(Entries from a visual dataset)
********************

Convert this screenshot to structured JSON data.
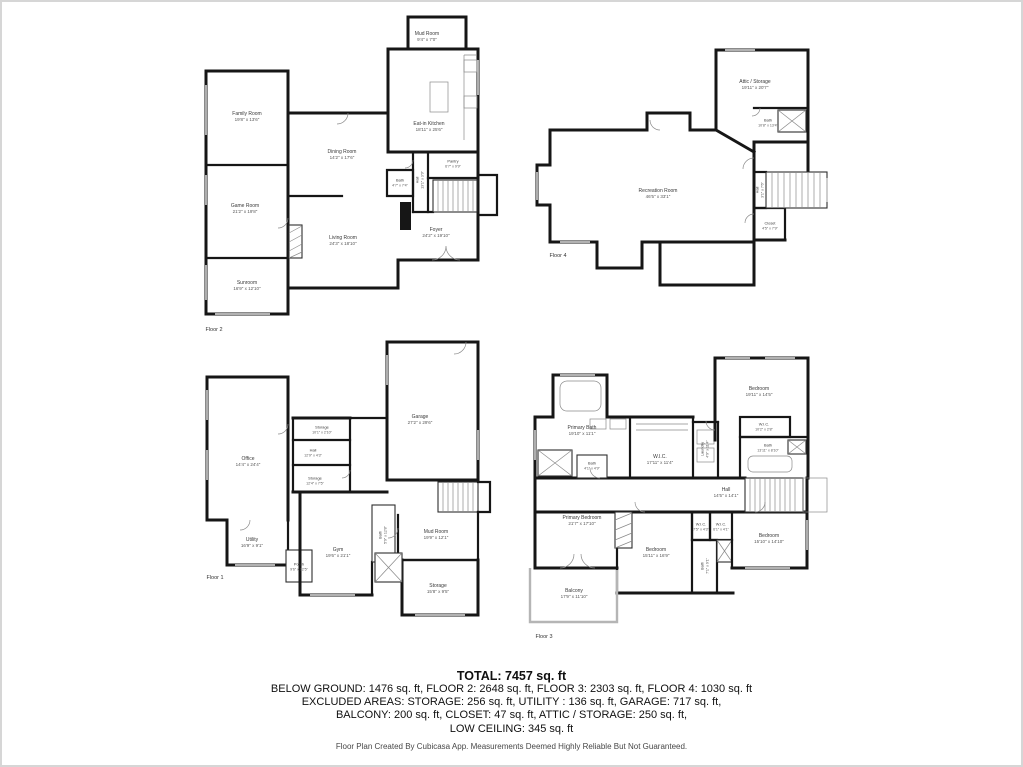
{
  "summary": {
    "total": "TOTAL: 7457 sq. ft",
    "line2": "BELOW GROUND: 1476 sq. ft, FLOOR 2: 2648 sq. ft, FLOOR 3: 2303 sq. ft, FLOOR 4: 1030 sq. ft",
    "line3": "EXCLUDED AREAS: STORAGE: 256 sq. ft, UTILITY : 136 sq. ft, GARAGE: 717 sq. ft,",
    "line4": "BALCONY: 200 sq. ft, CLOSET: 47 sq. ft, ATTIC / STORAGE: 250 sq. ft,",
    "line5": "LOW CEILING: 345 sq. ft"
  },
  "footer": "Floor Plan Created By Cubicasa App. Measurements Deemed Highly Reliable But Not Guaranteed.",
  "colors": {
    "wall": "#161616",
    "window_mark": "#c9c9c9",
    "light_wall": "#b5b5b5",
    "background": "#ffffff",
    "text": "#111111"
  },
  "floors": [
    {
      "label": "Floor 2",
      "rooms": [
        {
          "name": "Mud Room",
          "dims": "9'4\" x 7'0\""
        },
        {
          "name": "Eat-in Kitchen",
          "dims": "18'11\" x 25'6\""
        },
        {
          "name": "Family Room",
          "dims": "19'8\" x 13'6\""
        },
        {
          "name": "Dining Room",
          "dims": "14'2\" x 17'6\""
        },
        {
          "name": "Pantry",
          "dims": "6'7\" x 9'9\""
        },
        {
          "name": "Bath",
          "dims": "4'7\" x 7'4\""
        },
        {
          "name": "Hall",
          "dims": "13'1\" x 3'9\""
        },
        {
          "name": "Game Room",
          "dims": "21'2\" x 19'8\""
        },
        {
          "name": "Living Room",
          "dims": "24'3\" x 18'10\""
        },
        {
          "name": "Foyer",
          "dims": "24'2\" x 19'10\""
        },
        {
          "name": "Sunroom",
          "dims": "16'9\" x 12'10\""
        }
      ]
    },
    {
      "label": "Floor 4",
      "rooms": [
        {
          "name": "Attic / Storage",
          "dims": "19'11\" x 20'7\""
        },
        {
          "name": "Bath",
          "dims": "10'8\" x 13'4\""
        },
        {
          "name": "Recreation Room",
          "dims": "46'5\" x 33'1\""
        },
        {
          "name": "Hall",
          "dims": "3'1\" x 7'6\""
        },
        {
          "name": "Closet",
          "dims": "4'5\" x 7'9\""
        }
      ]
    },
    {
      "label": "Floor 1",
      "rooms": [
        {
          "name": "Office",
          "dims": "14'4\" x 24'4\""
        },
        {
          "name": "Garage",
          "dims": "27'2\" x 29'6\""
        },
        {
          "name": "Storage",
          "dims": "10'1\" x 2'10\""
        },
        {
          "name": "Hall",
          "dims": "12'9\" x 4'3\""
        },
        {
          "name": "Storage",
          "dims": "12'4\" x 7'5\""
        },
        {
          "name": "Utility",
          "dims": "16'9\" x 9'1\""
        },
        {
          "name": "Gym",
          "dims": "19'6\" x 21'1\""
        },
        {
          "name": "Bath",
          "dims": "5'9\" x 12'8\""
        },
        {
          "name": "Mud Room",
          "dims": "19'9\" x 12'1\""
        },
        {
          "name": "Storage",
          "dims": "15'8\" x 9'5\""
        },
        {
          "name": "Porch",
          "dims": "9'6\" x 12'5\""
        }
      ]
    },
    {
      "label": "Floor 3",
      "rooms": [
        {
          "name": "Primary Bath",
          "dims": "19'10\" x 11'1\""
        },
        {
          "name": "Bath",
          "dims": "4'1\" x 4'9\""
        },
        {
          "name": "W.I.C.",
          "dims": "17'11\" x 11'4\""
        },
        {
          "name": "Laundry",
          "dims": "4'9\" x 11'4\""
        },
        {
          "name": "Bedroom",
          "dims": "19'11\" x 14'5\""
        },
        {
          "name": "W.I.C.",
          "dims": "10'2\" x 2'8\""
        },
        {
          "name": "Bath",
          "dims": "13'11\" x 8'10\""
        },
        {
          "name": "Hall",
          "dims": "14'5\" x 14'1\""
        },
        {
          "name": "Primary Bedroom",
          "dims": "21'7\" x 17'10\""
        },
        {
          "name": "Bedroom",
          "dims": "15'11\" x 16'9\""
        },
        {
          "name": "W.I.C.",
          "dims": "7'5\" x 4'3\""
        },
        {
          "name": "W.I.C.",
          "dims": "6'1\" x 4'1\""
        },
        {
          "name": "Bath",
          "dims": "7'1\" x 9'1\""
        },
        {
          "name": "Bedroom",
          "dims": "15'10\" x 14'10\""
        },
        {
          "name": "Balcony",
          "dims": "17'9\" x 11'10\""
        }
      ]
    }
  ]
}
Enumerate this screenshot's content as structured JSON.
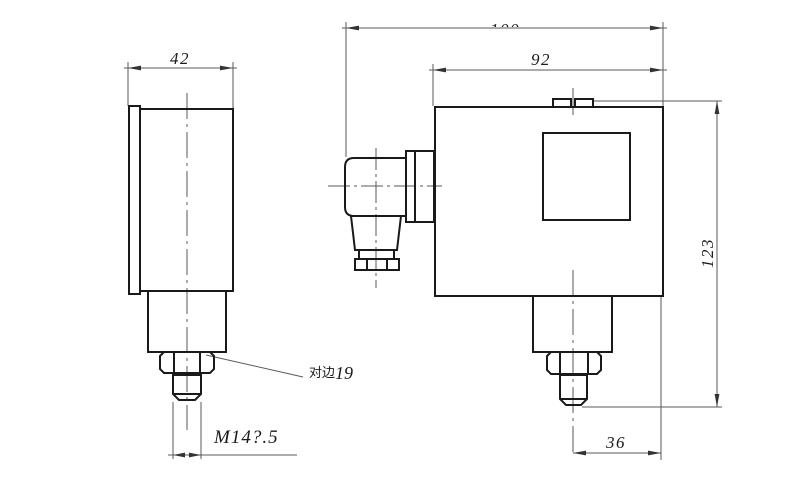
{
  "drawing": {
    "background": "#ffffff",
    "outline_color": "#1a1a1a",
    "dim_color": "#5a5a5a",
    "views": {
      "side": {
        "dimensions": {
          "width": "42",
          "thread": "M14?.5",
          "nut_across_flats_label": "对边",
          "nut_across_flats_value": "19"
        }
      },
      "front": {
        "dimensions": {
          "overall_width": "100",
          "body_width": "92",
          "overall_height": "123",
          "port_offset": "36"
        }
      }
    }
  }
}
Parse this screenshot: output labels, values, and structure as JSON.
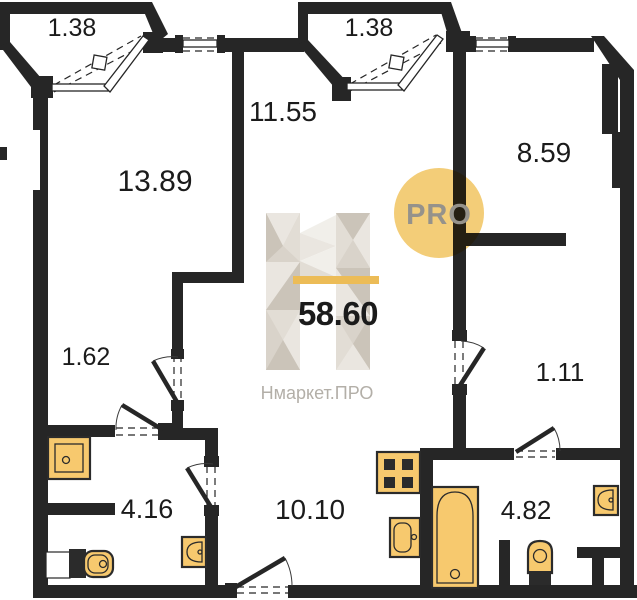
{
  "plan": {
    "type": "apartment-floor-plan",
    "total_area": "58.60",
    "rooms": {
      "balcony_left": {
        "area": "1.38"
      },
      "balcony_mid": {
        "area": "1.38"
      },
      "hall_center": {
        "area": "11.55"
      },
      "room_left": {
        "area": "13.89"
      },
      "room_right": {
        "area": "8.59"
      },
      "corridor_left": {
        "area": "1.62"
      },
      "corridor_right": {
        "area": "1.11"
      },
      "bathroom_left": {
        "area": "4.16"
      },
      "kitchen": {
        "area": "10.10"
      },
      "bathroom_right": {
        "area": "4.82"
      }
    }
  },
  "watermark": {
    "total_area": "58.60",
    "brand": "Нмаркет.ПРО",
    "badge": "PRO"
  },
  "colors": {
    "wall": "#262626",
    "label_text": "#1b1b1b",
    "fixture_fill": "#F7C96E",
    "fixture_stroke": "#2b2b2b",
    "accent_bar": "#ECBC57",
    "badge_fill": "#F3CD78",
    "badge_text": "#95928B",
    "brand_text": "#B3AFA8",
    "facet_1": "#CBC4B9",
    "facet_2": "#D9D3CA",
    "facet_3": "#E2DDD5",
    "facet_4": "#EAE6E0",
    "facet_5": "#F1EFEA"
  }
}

********************

DESCRIPTION OF THE TASK ::
Output all of the records exactly as they appear above, but not the pictures.

WRITTEN SOLUTION ::
Convert this screenshot to structured JSON data.
{
  "summary": {
    "total": "TOTAL: 7457 sq. ft",
    "line2": "BELOW GROUND: 1476 sq. ft, FLOOR 2: 2648 sq. ft, FLOOR 3: 2303 sq. ft, FLOOR 4: 1030 sq. ft",
    "line3": "EXCLUDED AREAS: STORAGE: 256 sq. ft, UTILITY : 136 sq. ft, GARAGE: 717 sq. ft,",
    "line4": "BALCONY: 200 sq. ft, CLOSET: 47 sq. ft, ATTIC / STORAGE: 250 sq. ft,",
    "line5": "LOW CEILING: 345 sq. ft"
  },
  "footer": "Floor Plan Created By Cubicasa App. Measurements Deemed Highly Reliable But Not Guaranteed.",
  "colors": {
    "wall": "#161616",
    "window_mark": "#c9c9c9",
    "light_wall": "#b5b5b5",
    "background": "#ffffff",
    "text": "#111111"
  },
  "floors": [
    {
      "label": "Floor 2",
      "rooms": [
        {
          "name": "Mud Room",
          "dims": "9'4\" x 7'0\""
        },
        {
          "name": "Eat-in Kitchen",
          "dims": "18'11\" x 25'6\""
        },
        {
          "name": "Family Room",
          "dims": "19'8\" x 13'6\""
        },
        {
          "name": "Dining Room",
          "dims": "14'2\" x 17'6\""
        },
        {
          "name": "Pantry",
          "dims": "6'7\" x 9'9\""
        },
        {
          "name": "Bath",
          "dims": "4'7\" x 7'4\""
        },
        {
          "name": "Hall",
          "dims": "13'1\" x 3'9\""
        },
        {
          "name": "Game Room",
          "dims": "21'2\" x 19'8\""
        },
        {
          "name": "Living Room",
          "dims": "24'3\" x 18'10\""
        },
        {
          "name": "Foyer",
          "dims": "24'2\" x 19'10\""
        },
        {
          "name": "Sunroom",
          "dims": "16'9\" x 12'10\""
        }
      ]
    },
    {
      "label": "Floor 4",
      "rooms": [
        {
          "name": "Attic / Storage",
          "dims": "19'11\" x 20'7\""
        },
        {
          "name": "Bath",
          "dims": "10'8\" x 13'4\""
        },
        {
          "name": "Recreation Room",
          "dims": "46'5\" x 33'1\""
        },
        {
          "name": "Hall",
          "dims": "3'1\" x 7'6\""
        },
        {
          "name": "Closet",
          "dims": "4'5\" x 7'9\""
        }
      ]
    },
    {
      "label": "Floor 1",
      "rooms": [
        {
          "name": "Office",
          "dims": "14'4\" x 24'4\""
        },
        {
          "name": "Garage",
          "dims": "27'2\" x 29'6\""
        },
        {
          "name": "Storage",
          "dims": "10'1\" x 2'10\""
        },
        {
          "name": "Hall",
          "dims": "12'9\" x 4'3\""
        },
        {
          "name": "Storage",
          "dims": "12'4\" x 7'5\""
        },
        {
          "name": "Utility",
          "dims": "16'9\" x 9'1\""
        },
        {
          "name": "Gym",
          "dims": "19'6\" x 21'1\""
        },
        {
          "name": "Bath",
          "dims": "5'9\" x 12'8\""
        },
        {
          "name": "Mud Room",
          "dims": "19'9\" x 12'1\""
        },
        {
          "name": "Storage",
          "dims": "15'8\" x 9'5\""
        },
        {
          "name": "Porch",
          "dims": "9'6\" x 12'5\""
        }
      ]
    },
    {
      "label": "Floor 3",
      "rooms": [
        {
          "name": "Primary Bath",
          "dims": "19'10\" x 11'1\""
        },
        {
          "name": "Bath",
          "dims": "4'1\" x 4'9\""
        },
        {
          "name": "W.I.C.",
          "dims": "17'11\" x 11'4\""
        },
        {
          "name": "Laundry",
          "dims": "4'9\" x 11'4\""
        },
        {
          "name": "Bedroom",
          "dims": "19'11\" x 14'5\""
        },
        {
          "name": "W.I.C.",
          "dims": "10'2\" x 2'8\""
        },
        {
          "name": "Bath",
          "dims": "13'11\" x 8'10\""
        },
        {
          "name": "Hall",
          "dims": "14'5\" x 14'1\""
        },
        {
          "name": "Primary Bedroom",
          "dims": "21'7\" x 17'10\""
        },
        {
          "name": "Bedroom",
          "dims": "15'11\" x 16'9\""
        },
        {
          "name": "W.I.C.",
          "dims": "7'5\" x 4'3\""
        },
        {
          "name": "W.I.C.",
          "dims": "6'1\" x 4'1\""
        },
        {
          "name": "Bath",
          "dims": "7'1\" x 9'1\""
        },
        {
          "name": "Bedroom",
          "dims": "15'10\" x 14'10\""
        },
        {
          "name": "Balcony",
          "dims": "17'9\" x 11'10\""
        }
      ]
    }
  ]
}
Enumerate this screenshot's content as structured JSON.
{
  "drawing": {
    "background": "#ffffff",
    "outline_color": "#1a1a1a",
    "dim_color": "#5a5a5a",
    "views": {
      "side": {
        "dimensions": {
          "width": "42",
          "thread": "M14?.5",
          "nut_across_flats_label": "对边",
          "nut_across_flats_value": "19"
        }
      },
      "front": {
        "dimensions": {
          "overall_width": "100",
          "body_width": "92",
          "overall_height": "123",
          "port_offset": "36"
        }
      }
    }
  }
}
Parse this screenshot: output labels, values, and structure as JSON.
{
  "plan": {
    "type": "apartment-floor-plan",
    "total_area": "58.60",
    "rooms": {
      "balcony_left": {
        "area": "1.38"
      },
      "balcony_mid": {
        "area": "1.38"
      },
      "hall_center": {
        "area": "11.55"
      },
      "room_left": {
        "area": "13.89"
      },
      "room_right": {
        "area": "8.59"
      },
      "corridor_left": {
        "area": "1.62"
      },
      "corridor_right": {
        "area": "1.11"
      },
      "bathroom_left": {
        "area": "4.16"
      },
      "kitchen": {
        "area": "10.10"
      },
      "bathroom_right": {
        "area": "4.82"
      }
    }
  },
  "watermark": {
    "total_area": "58.60",
    "brand": "Нмаркет.ПРО",
    "badge": "PRO"
  },
  "colors": {
    "wall": "#262626",
    "label_text": "#1b1b1b",
    "fixture_fill": "#F7C96E",
    "fixture_stroke": "#2b2b2b",
    "accent_bar": "#ECBC57",
    "badge_fill": "#F3CD78",
    "badge_text": "#95928B",
    "brand_text": "#B3AFA8",
    "facet_1": "#CBC4B9",
    "facet_2": "#D9D3CA",
    "facet_3": "#E2DDD5",
    "facet_4": "#EAE6E0",
    "facet_5": "#F1EFEA"
  }
}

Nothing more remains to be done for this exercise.